Written instruction: Reproduce the data that follows in its entirety, character for character.

[Stored records]
--

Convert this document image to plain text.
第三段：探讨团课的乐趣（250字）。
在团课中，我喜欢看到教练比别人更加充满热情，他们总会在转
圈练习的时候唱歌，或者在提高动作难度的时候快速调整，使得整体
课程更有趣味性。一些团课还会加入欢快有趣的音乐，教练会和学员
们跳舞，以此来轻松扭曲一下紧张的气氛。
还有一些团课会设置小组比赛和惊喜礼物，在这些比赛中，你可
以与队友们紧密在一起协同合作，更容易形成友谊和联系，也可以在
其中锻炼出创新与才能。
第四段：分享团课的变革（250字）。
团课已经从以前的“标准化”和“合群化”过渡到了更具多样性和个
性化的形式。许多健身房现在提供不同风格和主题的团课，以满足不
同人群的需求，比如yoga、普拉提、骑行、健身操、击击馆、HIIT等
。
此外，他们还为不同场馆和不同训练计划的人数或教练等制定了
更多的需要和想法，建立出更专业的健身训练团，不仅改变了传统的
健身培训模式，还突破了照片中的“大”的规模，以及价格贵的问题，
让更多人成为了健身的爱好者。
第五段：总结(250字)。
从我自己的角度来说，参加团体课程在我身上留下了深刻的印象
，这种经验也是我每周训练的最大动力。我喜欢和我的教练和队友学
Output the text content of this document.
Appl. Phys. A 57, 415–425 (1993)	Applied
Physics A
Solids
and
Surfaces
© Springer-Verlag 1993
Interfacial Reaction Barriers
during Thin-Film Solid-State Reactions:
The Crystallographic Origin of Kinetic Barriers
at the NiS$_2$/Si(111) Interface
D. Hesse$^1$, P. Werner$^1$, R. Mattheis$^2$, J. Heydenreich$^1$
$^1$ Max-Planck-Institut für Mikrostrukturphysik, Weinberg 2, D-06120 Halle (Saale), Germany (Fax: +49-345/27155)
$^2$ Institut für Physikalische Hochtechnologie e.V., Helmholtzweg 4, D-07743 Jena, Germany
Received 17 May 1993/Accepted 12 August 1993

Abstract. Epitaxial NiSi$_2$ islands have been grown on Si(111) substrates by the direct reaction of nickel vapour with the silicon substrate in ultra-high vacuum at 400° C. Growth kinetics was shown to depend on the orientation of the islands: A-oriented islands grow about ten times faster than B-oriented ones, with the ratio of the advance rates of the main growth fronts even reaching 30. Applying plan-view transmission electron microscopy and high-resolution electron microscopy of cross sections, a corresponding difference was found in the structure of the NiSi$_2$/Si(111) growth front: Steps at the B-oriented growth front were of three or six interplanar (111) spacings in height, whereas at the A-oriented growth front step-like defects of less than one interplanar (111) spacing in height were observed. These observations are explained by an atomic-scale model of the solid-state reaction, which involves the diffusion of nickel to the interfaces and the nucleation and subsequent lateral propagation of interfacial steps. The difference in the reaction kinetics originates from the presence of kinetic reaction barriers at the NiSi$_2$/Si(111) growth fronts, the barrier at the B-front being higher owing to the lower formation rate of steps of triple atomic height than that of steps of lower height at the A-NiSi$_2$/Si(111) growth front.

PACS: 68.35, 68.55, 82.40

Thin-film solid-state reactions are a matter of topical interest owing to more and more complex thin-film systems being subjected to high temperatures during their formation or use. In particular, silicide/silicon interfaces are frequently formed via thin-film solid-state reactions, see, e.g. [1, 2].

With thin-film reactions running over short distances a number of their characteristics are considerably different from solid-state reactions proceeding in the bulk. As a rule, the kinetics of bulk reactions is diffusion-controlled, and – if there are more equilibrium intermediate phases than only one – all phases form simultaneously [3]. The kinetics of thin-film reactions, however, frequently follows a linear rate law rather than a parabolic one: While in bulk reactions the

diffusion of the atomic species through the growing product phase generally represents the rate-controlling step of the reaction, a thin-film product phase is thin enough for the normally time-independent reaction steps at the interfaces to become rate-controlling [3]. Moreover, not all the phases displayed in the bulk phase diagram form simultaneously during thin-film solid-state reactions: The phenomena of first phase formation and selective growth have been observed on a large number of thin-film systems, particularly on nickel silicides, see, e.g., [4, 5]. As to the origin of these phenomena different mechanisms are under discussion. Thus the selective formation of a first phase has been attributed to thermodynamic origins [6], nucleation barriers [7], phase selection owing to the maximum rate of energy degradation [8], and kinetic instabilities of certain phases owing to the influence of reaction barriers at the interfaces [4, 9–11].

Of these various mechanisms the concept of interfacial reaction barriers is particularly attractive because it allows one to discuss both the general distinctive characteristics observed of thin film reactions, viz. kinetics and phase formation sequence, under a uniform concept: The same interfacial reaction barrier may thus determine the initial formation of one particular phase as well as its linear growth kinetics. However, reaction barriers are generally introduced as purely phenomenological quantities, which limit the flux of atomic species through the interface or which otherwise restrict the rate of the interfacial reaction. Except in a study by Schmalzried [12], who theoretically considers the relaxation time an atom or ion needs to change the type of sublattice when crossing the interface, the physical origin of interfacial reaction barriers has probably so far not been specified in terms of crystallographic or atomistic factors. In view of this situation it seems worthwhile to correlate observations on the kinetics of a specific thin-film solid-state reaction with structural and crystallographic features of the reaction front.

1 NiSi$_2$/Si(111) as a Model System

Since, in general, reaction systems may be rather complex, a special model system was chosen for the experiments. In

--

Solution to this problem:
Convert this document image to plain text.
第三段：探讨团课的乐趣（250字）。
在团课中，我喜欢看到教练比别人更加充满热情，他们总会在转
圈练习的时候唱歌，或者在提高动作难度的时候快速调整，使得整体
课程更有趣味性。一些团课还会加入欢快有趣的音乐，教练会和学员
们跳舞，以此来轻松扭曲一下紧张的气氛。
还有一些团课会设置小组比赛和惊喜礼物，在这些比赛中，你可
以与队友们紧密在一起协同合作，更容易形成友谊和联系，也可以在
其中锻炼出创新与才能。
第四段：分享团课的变革（250字）。
团课已经从以前的“标准化”和“合群化”过渡到了更具多样性和个
性化的形式。许多健身房现在提供不同风格和主题的团课，以满足不
同人群的需求，比如yoga、普拉提、骑行、健身操、击击馆、HIIT等
。
此外，他们还为不同场馆和不同训练计划的人数或教练等制定了
更多的需要和想法，建立出更专业的健身训练团，不仅改变了传统的
健身培训模式，还突破了照片中的“大”的规模，以及价格贵的问题，
让更多人成为了健身的爱好者。
第五段：总结(250字)。
从我自己的角度来说，参加团体课程在我身上留下了深刻的印象
，这种经验也是我每周训练的最大动力。我喜欢和我的教练和队友学
Output the text content of this document.
Appl. Phys. A 57, 415–425 (1993)	Applied
Physics A
Solids
and
Surfaces
© Springer-Verlag 1993
Interfacial Reaction Barriers
during Thin-Film Solid-State Reactions:
The Crystallographic Origin of Kinetic Barriers
at the NiS$_2$/Si(111) Interface
D. Hesse$^1$, P. Werner$^1$, R. Mattheis$^2$, J. Heydenreich$^1$
$^1$ Max-Planck-Institut für Mikrostrukturphysik, Weinberg 2, D-06120 Halle (Saale), Germany (Fax: +49-345/27155)
$^2$ Institut für Physikalische Hochtechnologie e.V., Helmholtzweg 4, D-07743 Jena, Germany
Received 17 May 1993/Accepted 12 August 1993

Abstract. Epitaxial NiSi$_2$ islands have been grown on Si(111) substrates by the direct reaction of nickel vapour with the silicon substrate in ultra-high vacuum at 400° C. Growth kinetics was shown to depend on the orientation of the islands: A-oriented islands grow about ten times faster than B-oriented ones, with the ratio of the advance rates of the main growth fronts even reaching 30. Applying plan-view transmission electron microscopy and high-resolution electron microscopy of cross sections, a corresponding difference was found in the structure of the NiSi$_2$/Si(111) growth front: Steps at the B-oriented growth front were of three or six interplanar (111) spacings in height, whereas at the A-oriented growth front step-like defects of less than one interplanar (111) spacing in height were observed. These observations are explained by an atomic-scale model of the solid-state reaction, which involves the diffusion of nickel to the interfaces and the nucleation and subsequent lateral propagation of interfacial steps. The difference in the reaction kinetics originates from the presence of kinetic reaction barriers at the NiSi$_2$/Si(111) growth fronts, the barrier at the B-front being higher owing to the lower formation rate of steps of triple atomic height than that of steps of lower height at the A-NiSi$_2$/Si(111) growth front.

PACS: 68.35, 68.55, 82.40

Thin-film solid-state reactions are a matter of topical interest owing to more and more complex thin-film systems being subjected to high temperatures during their formation or use. In particular, silicide/silicon interfaces are frequently formed via thin-film solid-state reactions, see, e.g. [1, 2].

With thin-film reactions running over short distances a number of their characteristics are considerably different from solid-state reactions proceeding in the bulk. As a rule, the kinetics of bulk reactions is diffusion-controlled, and – if there are more equilibrium intermediate phases than only one – all phases form simultaneously [3]. The kinetics of thin-film reactions, however, frequently follows a linear rate law rather than a parabolic one: While in bulk reactions the

diffusion of the atomic species through the growing product phase generally represents the rate-controlling step of the reaction, a thin-film product phase is thin enough for the normally time-independent reaction steps at the interfaces to become rate-controlling [3]. Moreover, not all the phases displayed in the bulk phase diagram form simultaneously during thin-film solid-state reactions: The phenomena of first phase formation and selective growth have been observed on a large number of thin-film systems, particularly on nickel silicides, see, e.g., [4, 5]. As to the origin of these phenomena different mechanisms are under discussion. Thus the selective formation of a first phase has been attributed to thermodynamic origins [6], nucleation barriers [7], phase selection owing to the maximum rate of energy degradation [8], and kinetic instabilities of certain phases owing to the influence of reaction barriers at the interfaces [4, 9–11].

Of these various mechanisms the concept of interfacial reaction barriers is particularly attractive because it allows one to discuss both the general distinctive characteristics observed of thin film reactions, viz. kinetics and phase formation sequence, under a uniform concept: The same interfacial reaction barrier may thus determine the initial formation of one particular phase as well as its linear growth kinetics. However, reaction barriers are generally introduced as purely phenomenological quantities, which limit the flux of atomic species through the interface or which otherwise restrict the rate of the interfacial reaction. Except in a study by Schmalzried [12], who theoretically considers the relaxation time an atom or ion needs to change the type of sublattice when crossing the interface, the physical origin of interfacial reaction barriers has probably so far not been specified in terms of crystallographic or atomistic factors. In view of this situation it seems worthwhile to correlate observations on the kinetics of a specific thin-film solid-state reaction with structural and crystallographic features of the reaction front.

1 NiSi$_2$/Si(111) as a Model System

Since, in general, reaction systems may be rather complex, a special model system was chosen for the experiments. In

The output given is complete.